Written exercise:
Write down every entry below once more, exactly.

Record set:
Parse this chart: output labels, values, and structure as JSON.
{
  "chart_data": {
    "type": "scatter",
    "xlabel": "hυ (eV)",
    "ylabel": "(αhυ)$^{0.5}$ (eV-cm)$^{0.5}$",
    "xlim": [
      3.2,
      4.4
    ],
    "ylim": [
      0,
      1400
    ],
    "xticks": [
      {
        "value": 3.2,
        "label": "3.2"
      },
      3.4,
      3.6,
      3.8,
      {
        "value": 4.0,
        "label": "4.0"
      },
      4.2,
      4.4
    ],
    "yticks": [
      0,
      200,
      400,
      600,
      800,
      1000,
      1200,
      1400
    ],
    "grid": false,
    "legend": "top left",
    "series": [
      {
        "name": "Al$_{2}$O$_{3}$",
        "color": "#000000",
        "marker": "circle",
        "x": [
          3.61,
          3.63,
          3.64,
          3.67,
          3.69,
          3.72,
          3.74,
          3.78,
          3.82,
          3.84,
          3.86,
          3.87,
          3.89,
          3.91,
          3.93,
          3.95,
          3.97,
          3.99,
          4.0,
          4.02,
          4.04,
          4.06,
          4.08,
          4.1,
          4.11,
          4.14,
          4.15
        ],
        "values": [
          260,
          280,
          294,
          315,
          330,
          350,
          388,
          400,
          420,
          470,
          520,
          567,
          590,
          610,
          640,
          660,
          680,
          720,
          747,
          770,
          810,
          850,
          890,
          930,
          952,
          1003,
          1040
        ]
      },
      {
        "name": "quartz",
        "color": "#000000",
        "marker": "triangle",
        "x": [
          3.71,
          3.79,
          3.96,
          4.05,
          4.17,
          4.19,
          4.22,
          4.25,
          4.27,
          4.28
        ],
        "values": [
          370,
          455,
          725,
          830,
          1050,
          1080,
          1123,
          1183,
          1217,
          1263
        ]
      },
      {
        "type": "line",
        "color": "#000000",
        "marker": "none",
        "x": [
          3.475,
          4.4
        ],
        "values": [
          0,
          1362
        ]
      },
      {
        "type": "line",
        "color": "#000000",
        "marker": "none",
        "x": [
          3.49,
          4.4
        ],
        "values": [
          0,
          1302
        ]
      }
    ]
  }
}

Expected answer:
Parse this chart: output labels, values, and structure as JSON.
{
  "chart_data": {
    "type": "scatter",
    "xlabel": "hυ (eV)",
    "ylabel": "(αhυ)$^{0.5}$ (eV-cm)$^{0.5}$",
    "xlim": [
      3.2,
      4.4
    ],
    "ylim": [
      0,
      1400
    ],
    "xticks": [
      {
        "value": 3.2,
        "label": "3.2"
      },
      3.4,
      3.6,
      3.8,
      {
        "value": 4.0,
        "label": "4.0"
      },
      4.2,
      4.4
    ],
    "yticks": [
      0,
      200,
      400,
      600,
      800,
      1000,
      1200,
      1400
    ],
    "grid": false,
    "legend": "top left",
    "series": [
      {
        "name": "Al$_{2}$O$_{3}$",
        "color": "#000000",
        "marker": "circle",
        "x": [
          3.61,
          3.63,
          3.64,
          3.67,
          3.69,
          3.72,
          3.74,
          3.78,
          3.82,
          3.84,
          3.86,
          3.87,
          3.89,
          3.91,
          3.93,
          3.95,
          3.97,
          3.99,
          4.0,
          4.02,
          4.04,
          4.06,
          4.08,
          4.1,
          4.11,
          4.14,
          4.15
        ],
        "values": [
          260,
          280,
          294,
          315,
          330,
          350,
          388,
          400,
          420,
          470,
          520,
          567,
          590,
          610,
          640,
          660,
          680,
          720,
          747,
          770,
          810,
          850,
          890,
          930,
          952,
          1003,
          1040
        ]
      },
      {
        "name": "quartz",
        "color": "#000000",
        "marker": "triangle",
        "x": [
          3.71,
          3.79,
          3.96,
          4.05,
          4.17,
          4.19,
          4.22,
          4.25,
          4.27,
          4.28
        ],
        "values": [
          370,
          455,
          725,
          830,
          1050,
          1080,
          1123,
          1183,
          1217,
          1263
        ]
      },
      {
        "type": "line",
        "color": "#000000",
        "marker": "none",
        "x": [
          3.475,
          4.4
        ],
        "values": [
          0,
          1362
        ]
      },
      {
        "type": "line",
        "color": "#000000",
        "marker": "none",
        "x": [
          3.49,
          4.4
        ],
        "values": [
          0,
          1302
        ]
      }
    ]
  }
}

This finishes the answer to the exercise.